→ Task objective
Pick out every line of the records that contains the string "middle" and copy those lines.

· · · · ·

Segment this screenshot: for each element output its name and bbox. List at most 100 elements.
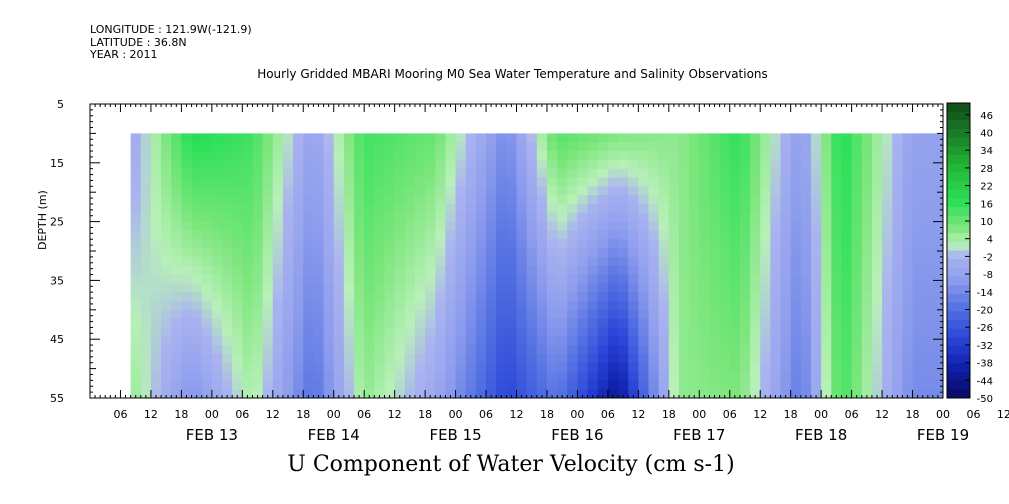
heatmap-cell	[618, 239, 629, 249]
heatmap-cell	[354, 239, 365, 249]
heatmap-cell	[546, 168, 558, 179]
heatmap-cell	[922, 221, 934, 232]
heatmap-cell	[150, 177, 162, 187]
heatmap-cell	[831, 168, 843, 179]
heatmap-cell	[912, 168, 924, 179]
heatmap-cell	[536, 371, 548, 381]
heatmap-cell	[394, 195, 406, 205]
heatmap-cell	[130, 283, 142, 293]
heatmap-cell	[780, 345, 792, 355]
heatmap-cell	[130, 265, 142, 276]
heatmap-cell	[912, 353, 924, 364]
heatmap-cell	[516, 380, 528, 390]
heatmap-cell	[831, 371, 843, 381]
heatmap-cell	[790, 230, 802, 240]
heatmap-cell	[760, 186, 771, 196]
heatmap-cell	[689, 318, 700, 329]
heatmap-cell	[364, 168, 375, 179]
heatmap-cell	[546, 274, 558, 284]
heatmap-cell	[658, 283, 670, 293]
heatmap-cell	[851, 265, 863, 276]
heatmap-cell	[140, 248, 152, 258]
heatmap-cell	[201, 353, 213, 364]
heatmap-cell	[821, 151, 832, 161]
heatmap-cell	[912, 283, 924, 293]
heatmap-cell	[628, 300, 639, 311]
heatmap-cell	[293, 186, 304, 196]
heatmap-cell	[831, 203, 843, 214]
x-day-label: FEB 17	[673, 426, 725, 444]
heatmap-cell	[557, 142, 568, 152]
heatmap-cell	[313, 265, 325, 276]
heatmap-cell	[699, 265, 711, 276]
colorbar-swatch	[947, 198, 970, 208]
heatmap-cell	[750, 212, 761, 223]
heatmap-cell	[161, 151, 172, 161]
heatmap-cell	[181, 221, 193, 232]
heatmap-cell	[810, 151, 822, 161]
heatmap-cell	[211, 380, 223, 390]
heatmap-cell	[678, 265, 690, 276]
heatmap-cell	[546, 327, 558, 337]
heatmap-cell	[922, 212, 934, 223]
heatmap-cell	[486, 159, 497, 170]
heatmap-cell	[567, 283, 579, 293]
heatmap-cell	[882, 300, 893, 311]
heatmap-cell	[232, 239, 243, 249]
heatmap-cell	[587, 389, 599, 398]
heatmap-cell	[293, 239, 304, 249]
heatmap-cell	[242, 256, 254, 267]
heatmap-cell	[222, 274, 233, 284]
heatmap-cell	[506, 327, 518, 337]
heatmap-cell	[465, 336, 477, 346]
heatmap-cell	[414, 389, 426, 398]
heatmap-cell	[800, 142, 812, 152]
heatmap-cell	[516, 212, 528, 223]
x-hour-label: 00	[814, 408, 828, 421]
heatmap-cell	[821, 362, 832, 373]
heatmap-cell	[435, 195, 447, 205]
heatmap-cell	[293, 389, 304, 398]
heatmap-cell	[150, 133, 162, 143]
heatmap-cell	[323, 309, 335, 320]
heatmap-cell	[262, 248, 274, 258]
heatmap-cell	[790, 292, 802, 302]
heatmap-cell	[719, 203, 731, 214]
heatmap-cell	[303, 142, 314, 152]
heatmap-cell	[577, 186, 589, 196]
heatmap-cell	[668, 195, 680, 205]
heatmap-cell	[465, 151, 477, 161]
heatmap-cell	[272, 142, 284, 152]
heatmap-cell	[557, 380, 568, 390]
heatmap-cell	[333, 256, 345, 267]
heatmap-cell	[841, 177, 853, 187]
heatmap-cell	[607, 318, 619, 329]
heatmap-cell	[445, 274, 457, 284]
heatmap-cell	[678, 248, 690, 258]
heatmap-cell	[130, 151, 142, 161]
heatmap-cell	[384, 159, 396, 170]
heatmap-cell	[922, 142, 934, 152]
heatmap-cell	[658, 186, 670, 196]
heatmap-cell	[211, 292, 223, 302]
heatmap-cell	[343, 265, 355, 276]
heatmap-cell	[841, 283, 853, 293]
heatmap-cell	[252, 274, 264, 284]
heatmap-cell	[577, 203, 589, 214]
heatmap-cell	[567, 177, 579, 187]
heatmap-cell	[597, 133, 609, 143]
heatmap-cell	[821, 177, 832, 187]
heatmap-cell	[587, 283, 599, 293]
heatmap-cell	[445, 151, 457, 161]
heatmap-cell	[384, 362, 396, 373]
heatmap-cell	[821, 221, 832, 232]
heatmap-cell	[536, 159, 548, 170]
heatmap-cell	[699, 230, 711, 240]
heatmap-cell	[546, 345, 558, 355]
heatmap-cell	[699, 309, 711, 320]
heatmap-cell	[871, 380, 883, 390]
heatmap-cell	[465, 345, 477, 355]
heatmap-cell	[567, 380, 579, 390]
heatmap-cell	[394, 318, 406, 329]
heatmap-cell	[211, 168, 223, 179]
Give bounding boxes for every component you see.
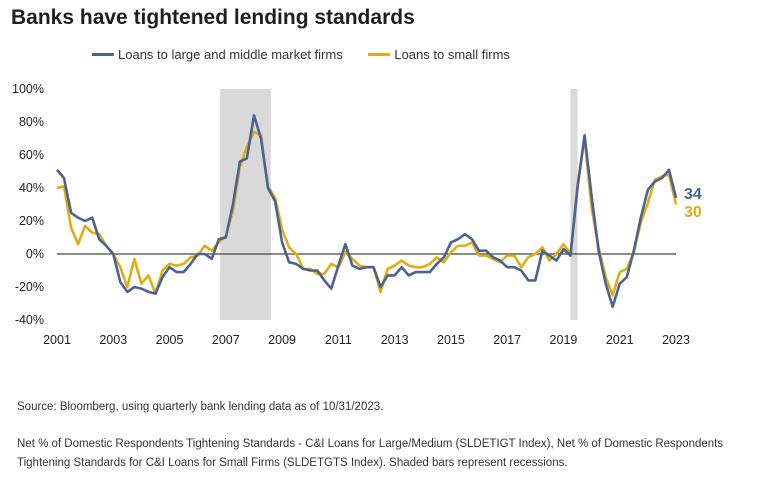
series-line-large-firms xyxy=(56,114,678,309)
legend-label-large-firms: Loans to large and middle market firms xyxy=(118,47,343,62)
x-tick-label: 2021 xyxy=(606,333,634,347)
line-chart: -40%-20%0%20%40%60%80%100% 2001 2003 2005 2… xyxy=(12,82,702,347)
x-axis-ticks: 2001 2003 2005 2007 2009 2011 2013 2015 2017 2019… xyxy=(43,333,690,347)
y-tick-label: -20% xyxy=(15,280,44,294)
x-tick-label: 2015 xyxy=(437,333,465,347)
source-note: Source: Bloomberg, using quarterly bank … xyxy=(17,401,384,413)
y-tick-label: 100% xyxy=(12,82,44,96)
x-tick-label: 2009 xyxy=(268,333,296,347)
end-label-small-firms: 30 xyxy=(684,204,702,221)
x-tick-label: 2013 xyxy=(381,333,409,347)
y-axis-ticks: -40% -20% 0% 20% 40% 60% 80% 100% xyxy=(12,82,44,327)
x-tick-label: 2003 xyxy=(99,333,127,347)
chart-legend: Loans to large and middle market firms L… xyxy=(92,44,532,62)
y-tick-label: 20% xyxy=(19,214,44,228)
y-tick-label: 80% xyxy=(19,115,44,129)
footnote: Net % of Domestic Respondents Tightening… xyxy=(17,438,724,469)
legend-label-small-firms: Loans to small firms xyxy=(394,47,510,62)
legend-swatch-large-firms xyxy=(92,53,114,56)
x-tick-label: 2007 xyxy=(212,333,240,347)
recession-band-1 xyxy=(220,89,271,320)
x-tick-label: 2011 xyxy=(325,333,352,347)
chart-title: Banks have tightened lending standards xyxy=(11,6,415,29)
x-tick-label: 2017 xyxy=(493,333,521,347)
y-tick-label: 40% xyxy=(19,181,44,195)
y-tick-label: 60% xyxy=(19,148,44,162)
x-tick-label: 2023 xyxy=(662,333,690,347)
series-lines xyxy=(56,114,678,309)
x-tick-label: 2019 xyxy=(550,333,578,347)
legend-item-small-firms: Loans to small firms xyxy=(368,47,510,62)
recession-bands xyxy=(220,89,578,320)
legend-swatch-small-firms xyxy=(368,53,391,56)
y-tick-label: -40% xyxy=(15,313,44,327)
y-tick-label: 0% xyxy=(26,247,44,261)
recession-band-2 xyxy=(570,89,578,320)
x-tick-label: 2005 xyxy=(156,333,184,347)
series-line-small-firms xyxy=(56,130,678,297)
legend-item-large-firms: Loans to large and middle market firms xyxy=(92,47,343,62)
end-label-large-firms: 34 xyxy=(684,186,702,203)
x-tick-label: 2001 xyxy=(43,333,71,347)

· · · · ·

→ Response to the exercise
legend-label-large-firms: Loans to large and middle market firms xyxy=(118,47,343,62)
chart-legend: Loans to large and middle market firms L… xyxy=(92,44,532,62)
legend-item-large-firms: Loans to large and middle market firms xyxy=(92,47,343,62)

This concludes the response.